━━━ SUPPLIED RECORDS ━━━
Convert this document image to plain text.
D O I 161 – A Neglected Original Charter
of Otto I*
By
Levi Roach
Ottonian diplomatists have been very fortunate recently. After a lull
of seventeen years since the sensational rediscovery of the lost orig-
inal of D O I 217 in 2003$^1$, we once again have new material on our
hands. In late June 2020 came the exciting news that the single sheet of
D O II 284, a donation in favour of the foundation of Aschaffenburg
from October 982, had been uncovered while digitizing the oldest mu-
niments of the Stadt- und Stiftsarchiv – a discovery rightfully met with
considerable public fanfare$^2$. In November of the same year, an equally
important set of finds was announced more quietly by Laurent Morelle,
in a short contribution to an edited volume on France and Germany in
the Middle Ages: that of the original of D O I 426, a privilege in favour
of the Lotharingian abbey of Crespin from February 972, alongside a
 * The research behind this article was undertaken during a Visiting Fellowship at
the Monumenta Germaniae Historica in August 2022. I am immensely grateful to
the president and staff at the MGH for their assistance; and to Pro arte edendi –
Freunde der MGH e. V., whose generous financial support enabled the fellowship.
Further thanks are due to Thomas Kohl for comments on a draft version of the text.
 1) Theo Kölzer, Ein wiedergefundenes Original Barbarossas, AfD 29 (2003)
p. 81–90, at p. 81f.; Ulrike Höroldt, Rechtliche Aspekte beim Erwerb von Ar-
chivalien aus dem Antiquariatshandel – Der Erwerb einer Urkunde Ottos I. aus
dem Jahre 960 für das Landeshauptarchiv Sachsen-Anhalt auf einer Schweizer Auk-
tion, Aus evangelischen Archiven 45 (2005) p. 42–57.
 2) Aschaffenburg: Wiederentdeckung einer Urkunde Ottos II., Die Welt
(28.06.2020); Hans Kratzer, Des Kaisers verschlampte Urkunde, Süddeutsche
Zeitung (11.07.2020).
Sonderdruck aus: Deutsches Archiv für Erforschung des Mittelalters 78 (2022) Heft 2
━━━
> PROMPT
Copy each entry exactly, with nothing added or dropped.

> EXERCISE RESULT
Convert this document image to plain text.
D O I 161 – A Neglected Original Charter
of Otto I*
By
Levi Roach
Ottonian diplomatists have been very fortunate recently. After a lull
of seventeen years since the sensational rediscovery of the lost orig-
inal of D O I 217 in 2003$^1$, we once again have new material on our
hands. In late June 2020 came the exciting news that the single sheet of
D O II 284, a donation in favour of the foundation of Aschaffenburg
from October 982, had been uncovered while digitizing the oldest mu-
niments of the Stadt- und Stiftsarchiv – a discovery rightfully met with
considerable public fanfare$^2$. In November of the same year, an equally
important set of finds was announced more quietly by Laurent Morelle,
in a short contribution to an edited volume on France and Germany in
the Middle Ages: that of the original of D O I 426, a privilege in favour
of the Lotharingian abbey of Crespin from February 972, alongside a
 * The research behind this article was undertaken during a Visiting Fellowship at
the Monumenta Germaniae Historica in August 2022. I am immensely grateful to
the president and staff at the MGH for their assistance; and to Pro arte edendi –
Freunde der MGH e. V., whose generous financial support enabled the fellowship.
Further thanks are due to Thomas Kohl for comments on a draft version of the text.
 1) Theo Kölzer, Ein wiedergefundenes Original Barbarossas, AfD 29 (2003)
p. 81–90, at p. 81f.; Ulrike Höroldt, Rechtliche Aspekte beim Erwerb von Ar-
chivalien aus dem Antiquariatshandel – Der Erwerb einer Urkunde Ottos I. aus
dem Jahre 960 für das Landeshauptarchiv Sachsen-Anhalt auf einer Schweizer Auk-
tion, Aus evangelischen Archiven 45 (2005) p. 42–57.
 2) Aschaffenburg: Wiederentdeckung einer Urkunde Ottos II., Die Welt
(28.06.2020); Hans Kratzer, Des Kaisers verschlampte Urkunde, Süddeutsche
Zeitung (11.07.2020).
Sonderdruck aus: Deutsches Archiv für Erforschung des Mittelalters 78 (2022) Heft 2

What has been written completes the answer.